GOAL:
Below are some entries; can you quote all of them exactly?

....

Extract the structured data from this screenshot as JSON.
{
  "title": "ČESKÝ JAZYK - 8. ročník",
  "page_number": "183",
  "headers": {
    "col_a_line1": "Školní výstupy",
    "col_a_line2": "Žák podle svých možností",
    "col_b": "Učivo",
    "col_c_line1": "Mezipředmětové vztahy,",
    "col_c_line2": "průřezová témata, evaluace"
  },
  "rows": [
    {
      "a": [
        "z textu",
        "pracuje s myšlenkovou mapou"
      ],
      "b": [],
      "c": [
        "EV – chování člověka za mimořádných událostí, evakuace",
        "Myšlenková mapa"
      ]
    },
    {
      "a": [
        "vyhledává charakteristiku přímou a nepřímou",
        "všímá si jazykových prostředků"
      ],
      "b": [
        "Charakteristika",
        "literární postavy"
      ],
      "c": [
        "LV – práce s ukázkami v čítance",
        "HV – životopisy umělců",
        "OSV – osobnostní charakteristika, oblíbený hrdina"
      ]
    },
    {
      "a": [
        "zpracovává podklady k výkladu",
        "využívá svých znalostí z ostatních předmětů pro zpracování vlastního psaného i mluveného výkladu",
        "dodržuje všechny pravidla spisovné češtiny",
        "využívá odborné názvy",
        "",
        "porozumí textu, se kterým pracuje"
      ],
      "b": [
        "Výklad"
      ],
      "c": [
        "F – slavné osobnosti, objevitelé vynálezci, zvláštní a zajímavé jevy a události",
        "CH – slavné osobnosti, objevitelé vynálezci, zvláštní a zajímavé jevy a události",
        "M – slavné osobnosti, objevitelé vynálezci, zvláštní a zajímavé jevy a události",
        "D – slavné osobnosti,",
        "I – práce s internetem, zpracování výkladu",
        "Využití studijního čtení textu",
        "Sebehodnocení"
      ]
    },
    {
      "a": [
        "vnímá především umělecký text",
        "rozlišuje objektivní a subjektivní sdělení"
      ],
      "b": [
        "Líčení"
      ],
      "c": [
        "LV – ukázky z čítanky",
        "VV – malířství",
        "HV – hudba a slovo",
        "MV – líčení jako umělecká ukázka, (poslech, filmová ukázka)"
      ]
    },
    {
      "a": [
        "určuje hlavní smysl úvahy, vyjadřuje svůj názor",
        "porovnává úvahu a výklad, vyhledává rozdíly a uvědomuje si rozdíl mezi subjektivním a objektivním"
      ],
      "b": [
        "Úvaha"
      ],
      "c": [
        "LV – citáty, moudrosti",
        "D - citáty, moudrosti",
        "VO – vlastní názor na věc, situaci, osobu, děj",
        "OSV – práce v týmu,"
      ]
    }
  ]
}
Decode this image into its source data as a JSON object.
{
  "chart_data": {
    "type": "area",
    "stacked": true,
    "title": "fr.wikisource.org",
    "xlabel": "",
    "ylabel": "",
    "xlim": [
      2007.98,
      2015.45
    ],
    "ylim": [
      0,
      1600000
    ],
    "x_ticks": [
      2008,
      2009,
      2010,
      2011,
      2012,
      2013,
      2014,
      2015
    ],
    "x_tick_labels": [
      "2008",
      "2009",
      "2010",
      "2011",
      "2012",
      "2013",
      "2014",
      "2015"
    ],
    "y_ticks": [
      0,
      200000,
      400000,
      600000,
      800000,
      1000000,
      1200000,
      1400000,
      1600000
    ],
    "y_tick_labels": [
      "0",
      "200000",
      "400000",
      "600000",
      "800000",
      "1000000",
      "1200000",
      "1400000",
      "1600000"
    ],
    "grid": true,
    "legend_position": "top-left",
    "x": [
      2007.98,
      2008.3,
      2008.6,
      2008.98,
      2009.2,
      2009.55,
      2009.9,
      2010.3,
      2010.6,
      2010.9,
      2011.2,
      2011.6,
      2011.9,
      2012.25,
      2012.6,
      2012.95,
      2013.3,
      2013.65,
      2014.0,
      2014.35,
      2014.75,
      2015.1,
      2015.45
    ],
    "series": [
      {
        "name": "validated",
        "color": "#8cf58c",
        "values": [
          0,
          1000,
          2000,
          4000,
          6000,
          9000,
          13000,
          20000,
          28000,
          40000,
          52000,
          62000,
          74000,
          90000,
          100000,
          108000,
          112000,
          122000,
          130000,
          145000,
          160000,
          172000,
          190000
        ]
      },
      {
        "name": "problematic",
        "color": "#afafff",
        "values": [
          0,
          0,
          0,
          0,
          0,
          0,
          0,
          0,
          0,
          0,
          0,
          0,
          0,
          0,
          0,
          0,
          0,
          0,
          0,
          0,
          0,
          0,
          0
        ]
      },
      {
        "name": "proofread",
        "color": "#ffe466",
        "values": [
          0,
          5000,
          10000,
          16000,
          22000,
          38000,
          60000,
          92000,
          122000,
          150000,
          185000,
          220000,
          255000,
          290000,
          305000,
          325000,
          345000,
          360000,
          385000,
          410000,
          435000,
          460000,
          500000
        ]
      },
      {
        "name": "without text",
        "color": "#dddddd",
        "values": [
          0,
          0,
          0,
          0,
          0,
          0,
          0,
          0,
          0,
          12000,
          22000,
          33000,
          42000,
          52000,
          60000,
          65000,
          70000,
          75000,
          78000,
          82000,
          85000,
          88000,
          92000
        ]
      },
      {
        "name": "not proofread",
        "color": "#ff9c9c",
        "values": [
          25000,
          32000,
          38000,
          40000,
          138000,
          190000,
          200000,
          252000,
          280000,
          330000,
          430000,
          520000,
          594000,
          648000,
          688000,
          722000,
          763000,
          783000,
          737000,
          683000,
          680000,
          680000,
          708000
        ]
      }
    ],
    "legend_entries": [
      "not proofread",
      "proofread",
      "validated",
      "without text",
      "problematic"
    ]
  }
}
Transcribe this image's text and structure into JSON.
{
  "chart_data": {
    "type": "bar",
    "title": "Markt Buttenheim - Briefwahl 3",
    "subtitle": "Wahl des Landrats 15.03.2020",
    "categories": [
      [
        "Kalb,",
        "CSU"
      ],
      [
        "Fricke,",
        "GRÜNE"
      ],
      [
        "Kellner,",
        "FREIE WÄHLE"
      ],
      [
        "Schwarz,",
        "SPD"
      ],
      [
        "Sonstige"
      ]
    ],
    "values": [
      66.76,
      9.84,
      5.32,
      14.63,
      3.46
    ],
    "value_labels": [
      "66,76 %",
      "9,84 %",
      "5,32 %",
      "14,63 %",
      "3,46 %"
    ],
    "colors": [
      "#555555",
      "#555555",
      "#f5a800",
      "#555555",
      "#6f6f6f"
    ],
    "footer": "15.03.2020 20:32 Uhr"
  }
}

....

ANSWER TO THIS TASK:
Extract the structured data from this screenshot as JSON.
{
  "title": "ČESKÝ JAZYK - 8. ročník",
  "page_number": "183",
  "headers": {
    "col_a_line1": "Školní výstupy",
    "col_a_line2": "Žák podle svých možností",
    "col_b": "Učivo",
    "col_c_line1": "Mezipředmětové vztahy,",
    "col_c_line2": "průřezová témata, evaluace"
  },
  "rows": [
    {
      "a": [
        "z textu",
        "pracuje s myšlenkovou mapou"
      ],
      "b": [],
      "c": [
        "EV – chování člověka za mimořádných událostí, evakuace",
        "Myšlenková mapa"
      ]
    },
    {
      "a": [
        "vyhledává charakteristiku přímou a nepřímou",
        "všímá si jazykových prostředků"
      ],
      "b": [
        "Charakteristika",
        "literární postavy"
      ],
      "c": [
        "LV – práce s ukázkami v čítance",
        "HV – životopisy umělců",
        "OSV – osobnostní charakteristika, oblíbený hrdina"
      ]
    },
    {
      "a": [
        "zpracovává podklady k výkladu",
        "využívá svých znalostí z ostatních předmětů pro zpracování vlastního psaného i mluveného výkladu",
        "dodržuje všechny pravidla spisovné češtiny",
        "využívá odborné názvy",
        "",
        "porozumí textu, se kterým pracuje"
      ],
      "b": [
        "Výklad"
      ],
      "c": [
        "F – slavné osobnosti, objevitelé vynálezci, zvláštní a zajímavé jevy a události",
        "CH – slavné osobnosti, objevitelé vynálezci, zvláštní a zajímavé jevy a události",
        "M – slavné osobnosti, objevitelé vynálezci, zvláštní a zajímavé jevy a události",
        "D – slavné osobnosti,",
        "I – práce s internetem, zpracování výkladu",
        "Využití studijního čtení textu",
        "Sebehodnocení"
      ]
    },
    {
      "a": [
        "vnímá především umělecký text",
        "rozlišuje objektivní a subjektivní sdělení"
      ],
      "b": [
        "Líčení"
      ],
      "c": [
        "LV – ukázky z čítanky",
        "VV – malířství",
        "HV – hudba a slovo",
        "MV – líčení jako umělecká ukázka, (poslech, filmová ukázka)"
      ]
    },
    {
      "a": [
        "určuje hlavní smysl úvahy, vyjadřuje svůj názor",
        "porovnává úvahu a výklad, vyhledává rozdíly a uvědomuje si rozdíl mezi subjektivním a objektivním"
      ],
      "b": [
        "Úvaha"
      ],
      "c": [
        "LV – citáty, moudrosti",
        "D - citáty, moudrosti",
        "VO – vlastní názor na věc, situaci, osobu, děj",
        "OSV – práce v týmu,"
      ]
    }
  ]
}
Decode this image into its source data as a JSON object.
{
  "chart_data": {
    "type": "area",
    "stacked": true,
    "title": "fr.wikisource.org",
    "xlabel": "",
    "ylabel": "",
    "xlim": [
      2007.98,
      2015.45
    ],
    "ylim": [
      0,
      1600000
    ],
    "x_ticks": [
      2008,
      2009,
      2010,
      2011,
      2012,
      2013,
      2014,
      2015
    ],
    "x_tick_labels": [
      "2008",
      "2009",
      "2010",
      "2011",
      "2012",
      "2013",
      "2014",
      "2015"
    ],
    "y_ticks": [
      0,
      200000,
      400000,
      600000,
      800000,
      1000000,
      1200000,
      1400000,
      1600000
    ],
    "y_tick_labels": [
      "0",
      "200000",
      "400000",
      "600000",
      "800000",
      "1000000",
      "1200000",
      "1400000",
      "1600000"
    ],
    "grid": true,
    "legend_position": "top-left",
    "x": [
      2007.98,
      2008.3,
      2008.6,
      2008.98,
      2009.2,
      2009.55,
      2009.9,
      2010.3,
      2010.6,
      2010.9,
      2011.2,
      2011.6,
      2011.9,
      2012.25,
      2012.6,
      2012.95,
      2013.3,
      2013.65,
      2014.0,
      2014.35,
      2014.75,
      2015.1,
      2015.45
    ],
    "series": [
      {
        "name": "validated",
        "color": "#8cf58c",
        "values": [
          0,
          1000,
          2000,
          4000,
          6000,
          9000,
          13000,
          20000,
          28000,
          40000,
          52000,
          62000,
          74000,
          90000,
          100000,
          108000,
          112000,
          122000,
          130000,
          145000,
          160000,
          172000,
          190000
        ]
      },
      {
        "name": "problematic",
        "color": "#afafff",
        "values": [
          0,
          0,
          0,
          0,
          0,
          0,
          0,
          0,
          0,
          0,
          0,
          0,
          0,
          0,
          0,
          0,
          0,
          0,
          0,
          0,
          0,
          0,
          0
        ]
      },
      {
        "name": "proofread",
        "color": "#ffe466",
        "values": [
          0,
          5000,
          10000,
          16000,
          22000,
          38000,
          60000,
          92000,
          122000,
          150000,
          185000,
          220000,
          255000,
          290000,
          305000,
          325000,
          345000,
          360000,
          385000,
          410000,
          435000,
          460000,
          500000
        ]
      },
      {
        "name": "without text",
        "color": "#dddddd",
        "values": [
          0,
          0,
          0,
          0,
          0,
          0,
          0,
          0,
          0,
          12000,
          22000,
          33000,
          42000,
          52000,
          60000,
          65000,
          70000,
          75000,
          78000,
          82000,
          85000,
          88000,
          92000
        ]
      },
      {
        "name": "not proofread",
        "color": "#ff9c9c",
        "values": [
          25000,
          32000,
          38000,
          40000,
          138000,
          190000,
          200000,
          252000,
          280000,
          330000,
          430000,
          520000,
          594000,
          648000,
          688000,
          722000,
          763000,
          783000,
          737000,
          683000,
          680000,
          680000,
          708000
        ]
      }
    ],
    "legend_entries": [
      "not proofread",
      "proofread",
      "validated",
      "without text",
      "problematic"
    ]
  }
}
Transcribe this image's text and structure into JSON.
{
  "chart_data": {
    "type": "bar",
    "title": "Markt Buttenheim - Briefwahl 3",
    "subtitle": "Wahl des Landrats 15.03.2020",
    "categories": [
      [
        "Kalb,",
        "CSU"
      ],
      [
        "Fricke,",
        "GRÜNE"
      ],
      [
        "Kellner,",
        "FREIE WÄHLE"
      ],
      [
        "Schwarz,",
        "SPD"
      ],
      [
        "Sonstige"
      ]
    ],
    "values": [
      66.76,
      9.84,
      5.32,
      14.63,
      3.46
    ],
    "value_labels": [
      "66,76 %",
      "9,84 %",
      "5,32 %",
      "14,63 %",
      "3,46 %"
    ],
    "colors": [
      "#555555",
      "#555555",
      "#f5a800",
      "#555555",
      "#6f6f6f"
    ],
    "footer": "15.03.2020 20:32 Uhr"
  }
}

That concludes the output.